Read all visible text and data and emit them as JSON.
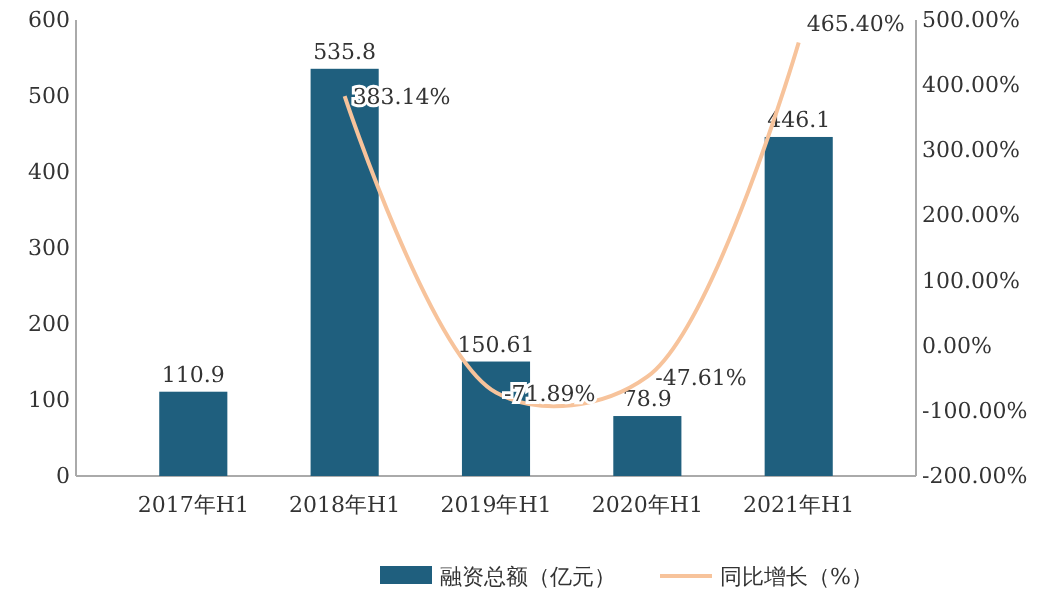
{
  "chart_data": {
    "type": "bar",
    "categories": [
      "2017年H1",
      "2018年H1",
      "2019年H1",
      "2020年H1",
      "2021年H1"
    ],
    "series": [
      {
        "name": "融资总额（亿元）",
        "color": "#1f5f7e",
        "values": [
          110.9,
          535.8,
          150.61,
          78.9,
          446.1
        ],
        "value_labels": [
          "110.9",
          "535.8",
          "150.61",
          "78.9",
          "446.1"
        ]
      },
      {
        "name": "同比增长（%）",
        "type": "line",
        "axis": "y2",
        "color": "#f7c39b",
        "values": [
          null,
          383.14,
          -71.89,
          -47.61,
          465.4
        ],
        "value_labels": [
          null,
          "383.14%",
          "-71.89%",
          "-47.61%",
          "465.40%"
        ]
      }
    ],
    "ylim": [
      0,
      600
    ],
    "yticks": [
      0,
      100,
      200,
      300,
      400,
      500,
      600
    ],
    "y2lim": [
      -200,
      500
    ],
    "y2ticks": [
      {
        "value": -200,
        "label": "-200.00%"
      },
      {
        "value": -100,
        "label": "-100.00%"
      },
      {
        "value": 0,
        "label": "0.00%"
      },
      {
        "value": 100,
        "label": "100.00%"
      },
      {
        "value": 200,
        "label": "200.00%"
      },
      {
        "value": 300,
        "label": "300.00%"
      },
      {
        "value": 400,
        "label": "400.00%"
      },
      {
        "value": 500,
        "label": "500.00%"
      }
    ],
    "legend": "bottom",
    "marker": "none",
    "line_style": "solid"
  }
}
---
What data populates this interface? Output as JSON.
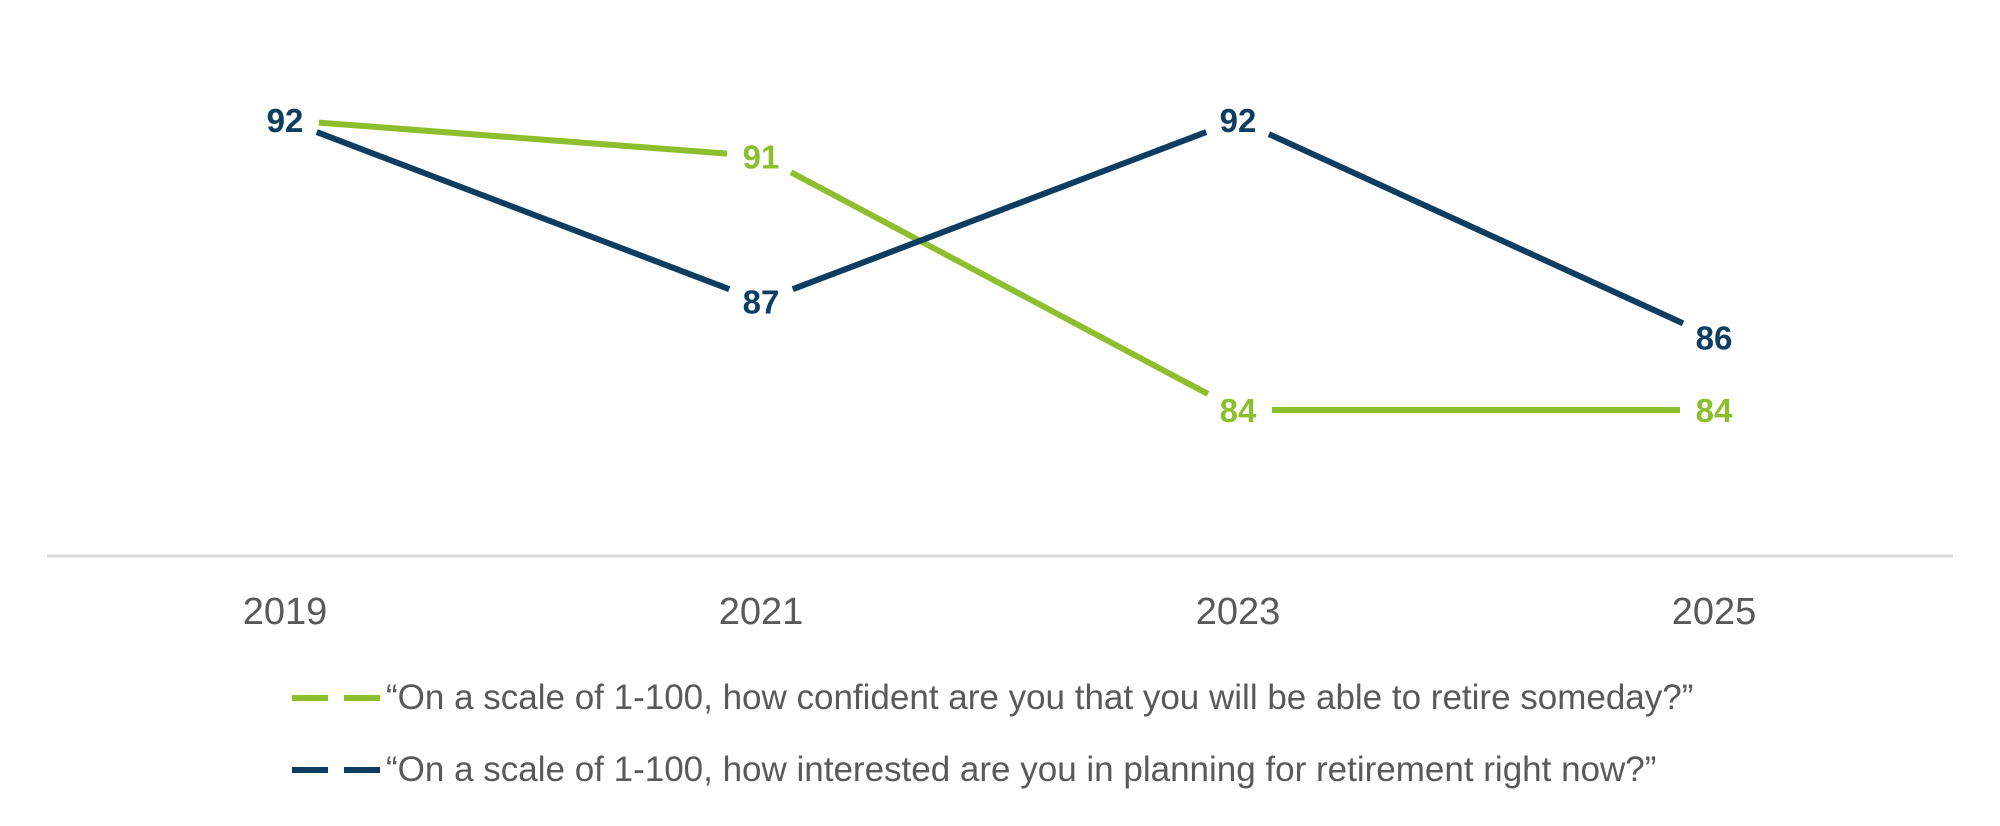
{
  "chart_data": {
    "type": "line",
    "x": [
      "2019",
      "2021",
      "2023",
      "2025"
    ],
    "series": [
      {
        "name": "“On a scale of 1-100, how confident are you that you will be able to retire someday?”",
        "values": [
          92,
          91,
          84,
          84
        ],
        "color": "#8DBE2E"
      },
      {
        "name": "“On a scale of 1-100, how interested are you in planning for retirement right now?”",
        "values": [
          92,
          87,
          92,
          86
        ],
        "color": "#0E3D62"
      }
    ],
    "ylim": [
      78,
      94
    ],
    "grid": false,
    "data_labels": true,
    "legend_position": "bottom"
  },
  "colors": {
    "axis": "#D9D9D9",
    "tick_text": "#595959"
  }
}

* _To be done_:
Using the listing above, pick out each line that contains the word "name", then copy it.

* _Completed task_:
        "name": "融资总额（亿元）",
        "name": "同比增长（%）",
        "name": "“On a scale of 1-100, how confident are you that you will be able to retire someday?”",
        "name": "“On a scale of 1-100, how interested are you in planning for retirement right now?”",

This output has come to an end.